Copy each line below without leaving any out.

MATERIAL PROVIDED →

-*-

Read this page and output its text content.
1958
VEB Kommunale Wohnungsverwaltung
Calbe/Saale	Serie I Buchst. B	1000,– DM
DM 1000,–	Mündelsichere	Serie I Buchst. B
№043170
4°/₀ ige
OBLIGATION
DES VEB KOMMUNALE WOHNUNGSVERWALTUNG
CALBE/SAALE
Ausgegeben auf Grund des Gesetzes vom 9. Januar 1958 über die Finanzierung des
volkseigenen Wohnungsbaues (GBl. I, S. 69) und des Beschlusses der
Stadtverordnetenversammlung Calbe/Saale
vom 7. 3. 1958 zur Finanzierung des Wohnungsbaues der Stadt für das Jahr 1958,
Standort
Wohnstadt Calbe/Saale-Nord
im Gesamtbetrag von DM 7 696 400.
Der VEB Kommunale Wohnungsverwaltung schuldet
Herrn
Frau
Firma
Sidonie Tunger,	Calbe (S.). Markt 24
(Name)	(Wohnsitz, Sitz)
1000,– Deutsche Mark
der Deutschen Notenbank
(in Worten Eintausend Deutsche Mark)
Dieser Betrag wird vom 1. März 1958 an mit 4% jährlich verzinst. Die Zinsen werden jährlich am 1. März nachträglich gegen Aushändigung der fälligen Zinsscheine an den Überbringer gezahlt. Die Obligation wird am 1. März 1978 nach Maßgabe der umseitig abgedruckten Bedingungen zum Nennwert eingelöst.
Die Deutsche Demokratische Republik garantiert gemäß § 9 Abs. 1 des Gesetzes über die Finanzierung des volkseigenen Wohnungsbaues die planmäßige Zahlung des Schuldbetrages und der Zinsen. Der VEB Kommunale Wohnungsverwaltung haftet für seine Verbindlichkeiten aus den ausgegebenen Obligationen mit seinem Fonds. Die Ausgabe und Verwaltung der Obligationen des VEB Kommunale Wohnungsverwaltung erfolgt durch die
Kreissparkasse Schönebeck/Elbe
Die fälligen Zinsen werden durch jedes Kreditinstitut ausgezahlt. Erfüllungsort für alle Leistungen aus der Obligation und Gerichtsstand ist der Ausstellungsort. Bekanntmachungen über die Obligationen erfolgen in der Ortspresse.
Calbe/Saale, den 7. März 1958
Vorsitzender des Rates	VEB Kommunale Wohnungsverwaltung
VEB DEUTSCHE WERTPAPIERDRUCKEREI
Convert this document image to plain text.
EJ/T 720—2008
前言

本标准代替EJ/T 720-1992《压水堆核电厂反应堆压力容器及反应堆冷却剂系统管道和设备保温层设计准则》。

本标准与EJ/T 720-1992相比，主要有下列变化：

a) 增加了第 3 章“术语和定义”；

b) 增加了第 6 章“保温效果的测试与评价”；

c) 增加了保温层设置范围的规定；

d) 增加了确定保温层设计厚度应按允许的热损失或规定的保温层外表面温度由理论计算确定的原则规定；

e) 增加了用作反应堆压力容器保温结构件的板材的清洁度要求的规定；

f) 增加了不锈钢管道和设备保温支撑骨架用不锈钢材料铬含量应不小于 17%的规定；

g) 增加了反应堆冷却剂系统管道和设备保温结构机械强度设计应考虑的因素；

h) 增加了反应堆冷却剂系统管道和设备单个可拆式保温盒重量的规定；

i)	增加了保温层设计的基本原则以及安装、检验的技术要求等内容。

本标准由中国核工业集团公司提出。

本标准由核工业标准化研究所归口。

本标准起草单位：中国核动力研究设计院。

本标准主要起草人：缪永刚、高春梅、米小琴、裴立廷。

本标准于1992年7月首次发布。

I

-*-

FINAL RESULT →
Read this page and output its text content.
1958
VEB Kommunale Wohnungsverwaltung
Calbe/Saale	Serie I Buchst. B	1000,– DM
DM 1000,–	Mündelsichere	Serie I Buchst. B
№043170
4°/₀ ige
OBLIGATION
DES VEB KOMMUNALE WOHNUNGSVERWALTUNG
CALBE/SAALE
Ausgegeben auf Grund des Gesetzes vom 9. Januar 1958 über die Finanzierung des
volkseigenen Wohnungsbaues (GBl. I, S. 69) und des Beschlusses der
Stadtverordnetenversammlung Calbe/Saale
vom 7. 3. 1958 zur Finanzierung des Wohnungsbaues der Stadt für das Jahr 1958,
Standort
Wohnstadt Calbe/Saale-Nord
im Gesamtbetrag von DM 7 696 400.
Der VEB Kommunale Wohnungsverwaltung schuldet
Herrn
Frau
Firma
Sidonie Tunger,	Calbe (S.). Markt 24
(Name)	(Wohnsitz, Sitz)
1000,– Deutsche Mark
der Deutschen Notenbank
(in Worten Eintausend Deutsche Mark)
Dieser Betrag wird vom 1. März 1958 an mit 4% jährlich verzinst. Die Zinsen werden jährlich am 1. März nachträglich gegen Aushändigung der fälligen Zinsscheine an den Überbringer gezahlt. Die Obligation wird am 1. März 1978 nach Maßgabe der umseitig abgedruckten Bedingungen zum Nennwert eingelöst.
Die Deutsche Demokratische Republik garantiert gemäß § 9 Abs. 1 des Gesetzes über die Finanzierung des volkseigenen Wohnungsbaues die planmäßige Zahlung des Schuldbetrages und der Zinsen. Der VEB Kommunale Wohnungsverwaltung haftet für seine Verbindlichkeiten aus den ausgegebenen Obligationen mit seinem Fonds. Die Ausgabe und Verwaltung der Obligationen des VEB Kommunale Wohnungsverwaltung erfolgt durch die
Kreissparkasse Schönebeck/Elbe
Die fälligen Zinsen werden durch jedes Kreditinstitut ausgezahlt. Erfüllungsort für alle Leistungen aus der Obligation und Gerichtsstand ist der Ausstellungsort. Bekanntmachungen über die Obligationen erfolgen in der Ortspresse.
Calbe/Saale, den 7. März 1958
Vorsitzender des Rates	VEB Kommunale Wohnungsverwaltung
VEB DEUTSCHE WERTPAPIERDRUCKEREI
Convert this document image to plain text.
EJ/T 720—2008
前言

本标准代替EJ/T 720-1992《压水堆核电厂反应堆压力容器及反应堆冷却剂系统管道和设备保温层设计准则》。

本标准与EJ/T 720-1992相比，主要有下列变化：

a) 增加了第 3 章“术语和定义”；

b) 增加了第 6 章“保温效果的测试与评价”；

c) 增加了保温层设置范围的规定；

d) 增加了确定保温层设计厚度应按允许的热损失或规定的保温层外表面温度由理论计算确定的原则规定；

e) 增加了用作反应堆压力容器保温结构件的板材的清洁度要求的规定；

f) 增加了不锈钢管道和设备保温支撑骨架用不锈钢材料铬含量应不小于 17%的规定；

g) 增加了反应堆冷却剂系统管道和设备保温结构机械强度设计应考虑的因素；

h) 增加了反应堆冷却剂系统管道和设备单个可拆式保温盒重量的规定；

i)	增加了保温层设计的基本原则以及安装、检验的技术要求等内容。

本标准由中国核工业集团公司提出。

本标准由核工业标准化研究所归口。

本标准起草单位：中国核动力研究设计院。

本标准主要起草人：缪永刚、高春梅、米小琴、裴立廷。

本标准于1992年7月首次发布。

I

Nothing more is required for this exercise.